■ **Given request**
Copy exactly the lines from the one containing "Decode this image" through the last line of the records below, including both, and leave out any pictures.

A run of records
** Start **

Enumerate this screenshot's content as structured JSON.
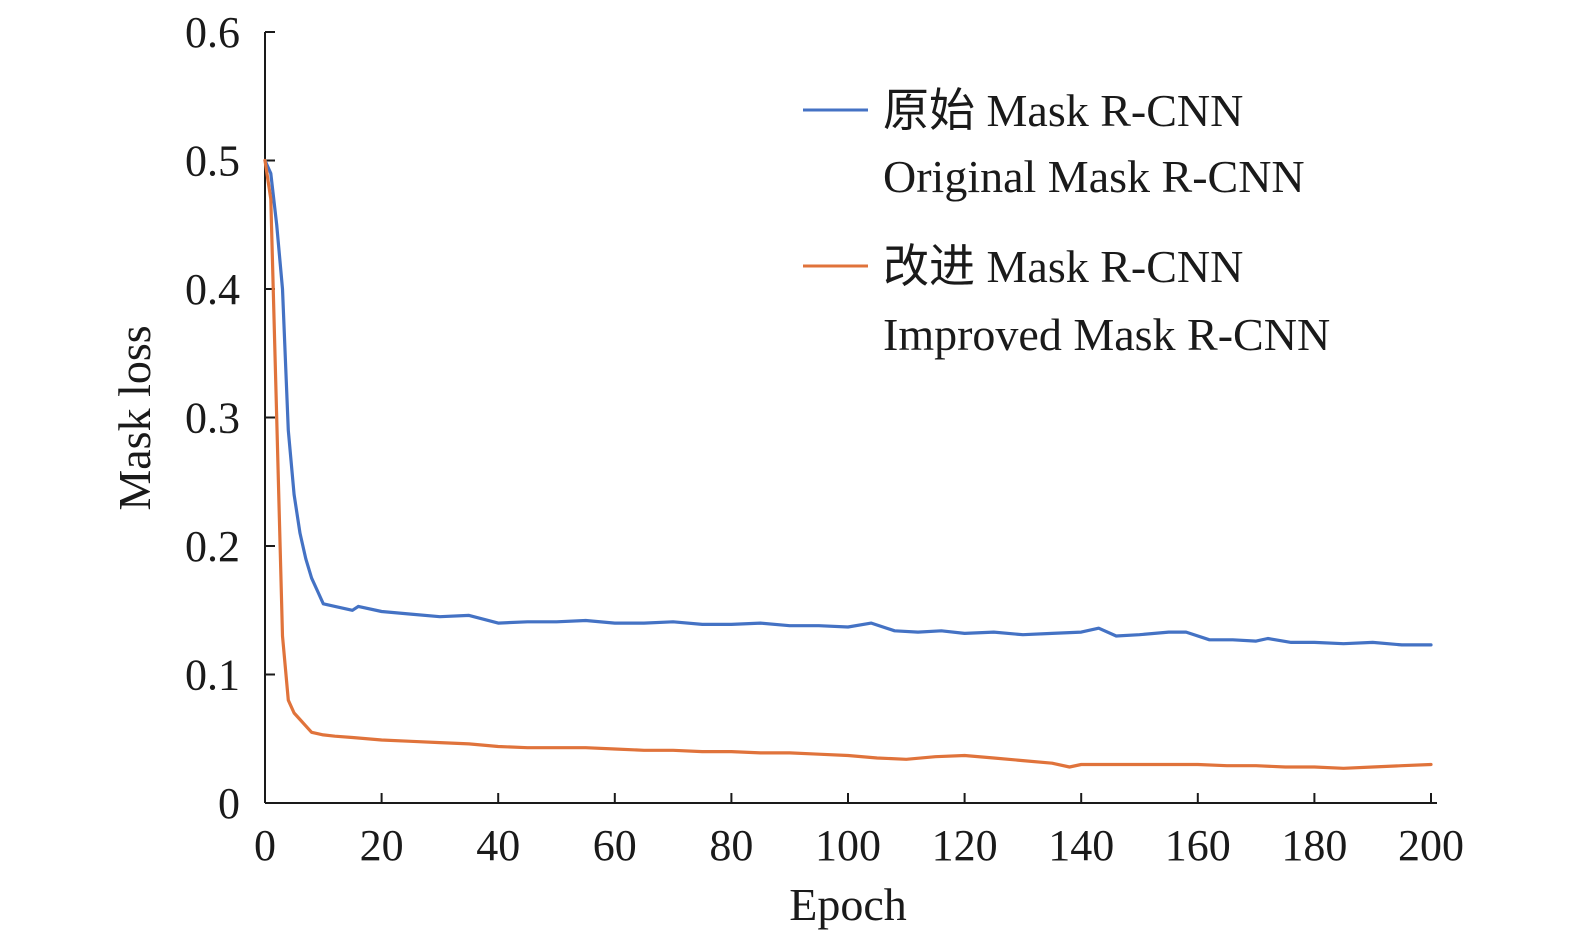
{
  "chart_data": {
    "type": "line",
    "title": "",
    "xlabel": "Epoch",
    "ylabel": "Mask loss",
    "xlim": [
      0,
      200
    ],
    "ylim": [
      0,
      0.6
    ],
    "xticks": [
      0,
      20,
      40,
      60,
      80,
      100,
      120,
      140,
      160,
      180,
      200
    ],
    "yticks": [
      0,
      0.1,
      0.2,
      0.3,
      0.4,
      0.5,
      0.6
    ],
    "xtick_labels": [
      "0",
      "20",
      "40",
      "60",
      "80",
      "100",
      "120",
      "140",
      "160",
      "180",
      "200"
    ],
    "ytick_labels": [
      "0",
      "0.1",
      "0.2",
      "0.3",
      "0.4",
      "0.5",
      "0.6"
    ],
    "grid": false,
    "legend_position": "top-right",
    "series": [
      {
        "name": "原始 Mask R-CNN",
        "name_en": "Original Mask R-CNN",
        "color": "#4472c4",
        "points": [
          [
            0,
            0.5
          ],
          [
            1,
            0.49
          ],
          [
            2,
            0.45
          ],
          [
            3,
            0.4
          ],
          [
            4,
            0.29
          ],
          [
            5,
            0.24
          ],
          [
            6,
            0.21
          ],
          [
            7,
            0.19
          ],
          [
            8,
            0.175
          ],
          [
            9,
            0.165
          ],
          [
            10,
            0.155
          ],
          [
            12,
            0.153
          ],
          [
            15,
            0.15
          ],
          [
            16,
            0.153
          ],
          [
            20,
            0.149
          ],
          [
            25,
            0.147
          ],
          [
            30,
            0.145
          ],
          [
            35,
            0.146
          ],
          [
            40,
            0.14
          ],
          [
            45,
            0.141
          ],
          [
            50,
            0.141
          ],
          [
            55,
            0.142
          ],
          [
            60,
            0.14
          ],
          [
            65,
            0.14
          ],
          [
            70,
            0.141
          ],
          [
            75,
            0.139
          ],
          [
            80,
            0.139
          ],
          [
            85,
            0.14
          ],
          [
            90,
            0.138
          ],
          [
            95,
            0.138
          ],
          [
            100,
            0.137
          ],
          [
            104,
            0.14
          ],
          [
            108,
            0.134
          ],
          [
            112,
            0.133
          ],
          [
            116,
            0.134
          ],
          [
            120,
            0.132
          ],
          [
            125,
            0.133
          ],
          [
            130,
            0.131
          ],
          [
            135,
            0.132
          ],
          [
            140,
            0.133
          ],
          [
            143,
            0.136
          ],
          [
            146,
            0.13
          ],
          [
            150,
            0.131
          ],
          [
            155,
            0.133
          ],
          [
            158,
            0.133
          ],
          [
            162,
            0.127
          ],
          [
            166,
            0.127
          ],
          [
            170,
            0.126
          ],
          [
            172,
            0.128
          ],
          [
            176,
            0.125
          ],
          [
            180,
            0.125
          ],
          [
            185,
            0.124
          ],
          [
            190,
            0.125
          ],
          [
            195,
            0.123
          ],
          [
            200,
            0.123
          ]
        ]
      },
      {
        "name": "改进 Mask R-CNN",
        "name_en": "Improved Mask R-CNN",
        "color": "#e0733b",
        "points": [
          [
            0,
            0.5
          ],
          [
            1,
            0.47
          ],
          [
            2,
            0.3
          ],
          [
            3,
            0.13
          ],
          [
            4,
            0.08
          ],
          [
            5,
            0.07
          ],
          [
            6,
            0.065
          ],
          [
            7,
            0.06
          ],
          [
            8,
            0.055
          ],
          [
            10,
            0.053
          ],
          [
            12,
            0.052
          ],
          [
            15,
            0.051
          ],
          [
            20,
            0.049
          ],
          [
            25,
            0.048
          ],
          [
            30,
            0.047
          ],
          [
            35,
            0.046
          ],
          [
            40,
            0.044
          ],
          [
            45,
            0.043
          ],
          [
            50,
            0.043
          ],
          [
            55,
            0.043
          ],
          [
            60,
            0.042
          ],
          [
            65,
            0.041
          ],
          [
            70,
            0.041
          ],
          [
            75,
            0.04
          ],
          [
            80,
            0.04
          ],
          [
            85,
            0.039
          ],
          [
            90,
            0.039
          ],
          [
            95,
            0.038
          ],
          [
            100,
            0.037
          ],
          [
            105,
            0.035
          ],
          [
            110,
            0.034
          ],
          [
            115,
            0.036
          ],
          [
            120,
            0.037
          ],
          [
            125,
            0.035
          ],
          [
            130,
            0.033
          ],
          [
            135,
            0.031
          ],
          [
            138,
            0.028
          ],
          [
            140,
            0.03
          ],
          [
            145,
            0.03
          ],
          [
            150,
            0.03
          ],
          [
            155,
            0.03
          ],
          [
            160,
            0.03
          ],
          [
            165,
            0.029
          ],
          [
            170,
            0.029
          ],
          [
            175,
            0.028
          ],
          [
            180,
            0.028
          ],
          [
            185,
            0.027
          ],
          [
            190,
            0.028
          ],
          [
            195,
            0.029
          ],
          [
            200,
            0.03
          ]
        ]
      }
    ]
  }
}
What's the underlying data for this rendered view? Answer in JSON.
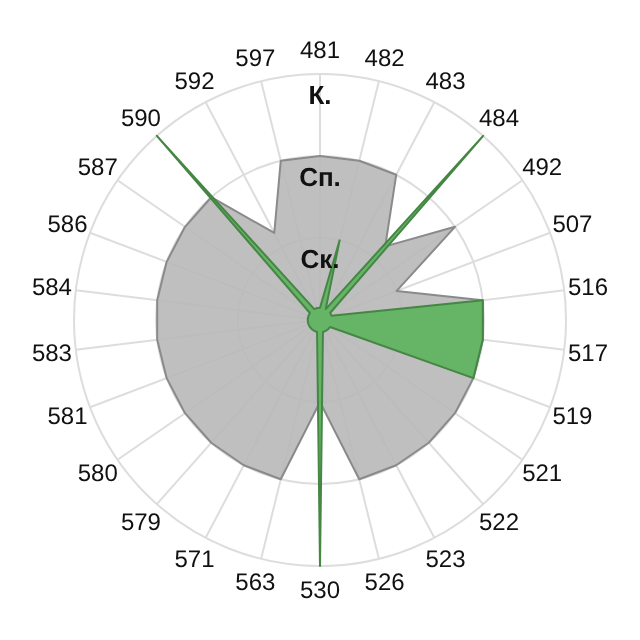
{
  "chart_data": {
    "type": "radar",
    "categories": [
      "481",
      "482",
      "483",
      "484",
      "492",
      "507",
      "516",
      "517",
      "519",
      "521",
      "522",
      "523",
      "526",
      "530",
      "563",
      "571",
      "579",
      "580",
      "581",
      "583",
      "584",
      "586",
      "587",
      "590",
      "592",
      "597"
    ],
    "ylim": [
      0,
      3
    ],
    "yticks": [
      {
        "value": 1,
        "label": "Ск."
      },
      {
        "value": 2,
        "label": "Сп."
      },
      {
        "value": 3,
        "label": "К."
      }
    ],
    "grid": true,
    "series": [
      {
        "color": "#b8b8b8",
        "values": [
          2,
          2,
          2,
          1.2,
          2,
          1,
          2,
          2,
          2,
          2,
          2,
          2,
          2,
          1,
          2,
          2,
          2,
          2,
          2,
          2,
          2,
          2,
          2,
          2,
          1.2,
          2
        ]
      },
      {
        "color": "#5cb25c",
        "values": [
          0.15,
          1,
          0.15,
          3,
          0.15,
          0.15,
          2,
          2,
          2,
          0.15,
          0.15,
          0.15,
          0.15,
          3,
          0.15,
          0.15,
          0.15,
          0.15,
          0.15,
          0.15,
          0.15,
          0.15,
          0.15,
          3,
          0.15,
          0.15
        ]
      }
    ]
  }
}
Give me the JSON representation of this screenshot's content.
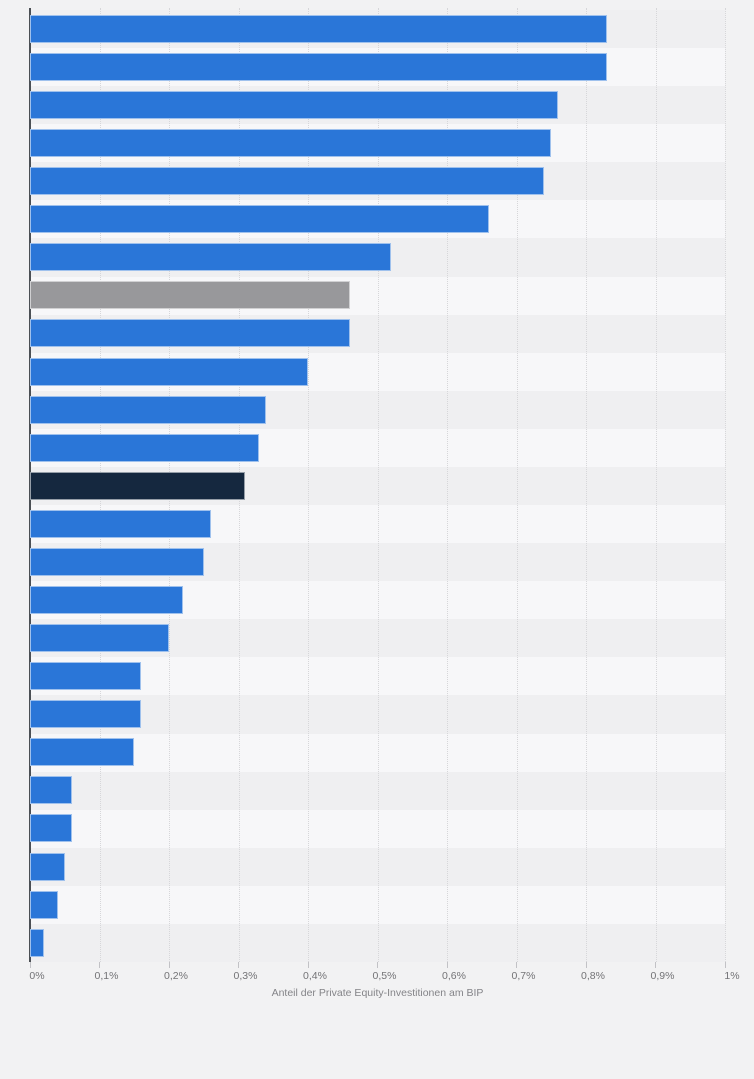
{
  "colors": {
    "background": "#f2f2f3",
    "stripe_dark": "#efeff1",
    "stripe_light": "#f7f7f9",
    "bar_default": "#2a76d8",
    "bar_gray": "#98989b",
    "bar_navy": "#15283f",
    "axis_line": "#4b4f54",
    "gridline": "#d6d6d9",
    "tick_text": "#737376",
    "axis_title_text": "#848488"
  },
  "chart_data": {
    "type": "bar",
    "orientation": "horizontal",
    "title": "",
    "xlabel": "Anteil der Private Equity-Investitionen am BIP",
    "ylabel": "",
    "unit": "% des BIP",
    "xlim": [
      0,
      1
    ],
    "grid": "vertical-dotted",
    "legend": "none",
    "x_tick_values": [
      0,
      0.1,
      0.2,
      0.3,
      0.4,
      0.5,
      0.6,
      0.7,
      0.8,
      0.9,
      1
    ],
    "x_tick_labels": [
      "0%",
      "0,1%",
      "0,2%",
      "0,3%",
      "0,4%",
      "0,5%",
      "0,6%",
      "0,7%",
      "0,8%",
      "0,9%",
      "1%"
    ],
    "values": [
      0.83,
      0.83,
      0.76,
      0.75,
      0.74,
      0.66,
      0.52,
      0.46,
      0.46,
      0.4,
      0.34,
      0.33,
      0.31,
      0.26,
      0.25,
      0.22,
      0.2,
      0.16,
      0.16,
      0.15,
      0.06,
      0.06,
      0.05,
      0.04,
      0.02
    ],
    "highlight_gray_index": 7,
    "highlight_navy_index": 12
  }
}
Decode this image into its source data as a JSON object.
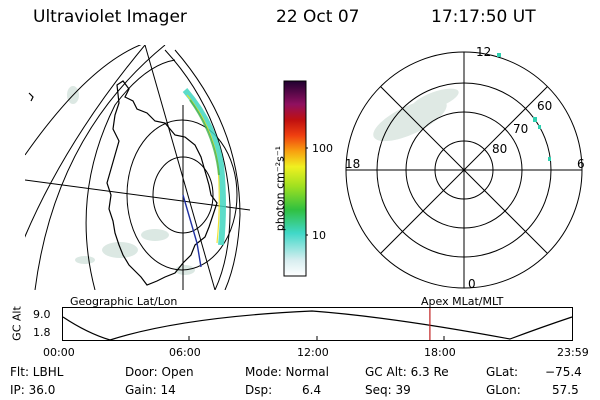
{
  "header": {
    "instrument": "Ultraviolet Imager",
    "date": "22 Oct 07",
    "time": "17:17:50 UT"
  },
  "colorbar": {
    "unit_label": "photon cm⁻²s⁻¹",
    "ticks": [
      "100",
      "10"
    ]
  },
  "polar_panel": {
    "mlt_labels": {
      "top": "12",
      "left": "18",
      "right": "6",
      "bottom": "0"
    },
    "lat_labels": [
      "60",
      "70",
      "80"
    ]
  },
  "map_panel": {
    "coords_label": "Geographic Lat/Lon"
  },
  "orbit_plot": {
    "ylabel": "GC Alt",
    "y_ticks": [
      "9.0",
      "1.8"
    ],
    "x_ticks": [
      "00:00",
      "06:00",
      "12:00",
      "18:00",
      "23:59"
    ],
    "right_label": "Apex  MLat/MLT",
    "current_time_marker_hours": 17.3
  },
  "status": {
    "flt": "Flt: LBHL",
    "ip": "IP: 36.0",
    "door": "Door: Open",
    "gain": "Gain: 14",
    "mode": "Mode: Normal",
    "dsp_label": "Dsp:",
    "dsp_value": "6.4",
    "gc_alt": "GC Alt: 6.3 Re",
    "seq": "Seq: 39",
    "glat_label": "GLat:",
    "glat_value": "−75.4",
    "glon_label": "GLon:",
    "glon_value": "57.5"
  }
}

** End **

■ **Task answer**
Decode this image into its source data as a JSON object.
{
  "header": {
    "instrument": "Ultraviolet Imager",
    "date": "22 Oct 07",
    "time": "17:17:50 UT"
  },
  "colorbar": {
    "unit_label": "photon cm⁻²s⁻¹",
    "ticks": [
      "100",
      "10"
    ]
  },
  "polar_panel": {
    "mlt_labels": {
      "top": "12",
      "left": "18",
      "right": "6",
      "bottom": "0"
    },
    "lat_labels": [
      "60",
      "70",
      "80"
    ]
  },
  "map_panel": {
    "coords_label": "Geographic Lat/Lon"
  },
  "orbit_plot": {
    "ylabel": "GC Alt",
    "y_ticks": [
      "9.0",
      "1.8"
    ],
    "x_ticks": [
      "00:00",
      "06:00",
      "12:00",
      "18:00",
      "23:59"
    ],
    "right_label": "Apex  MLat/MLT",
    "current_time_marker_hours": 17.3
  },
  "status": {
    "flt": "Flt: LBHL",
    "ip": "IP: 36.0",
    "door": "Door: Open",
    "gain": "Gain: 14",
    "mode": "Mode: Normal",
    "dsp_label": "Dsp:",
    "dsp_value": "6.4",
    "gc_alt": "GC Alt: 6.3 Re",
    "seq": "Seq: 39",
    "glat_label": "GLat:",
    "glat_value": "−75.4",
    "glon_label": "GLon:",
    "glon_value": "57.5"
  }
}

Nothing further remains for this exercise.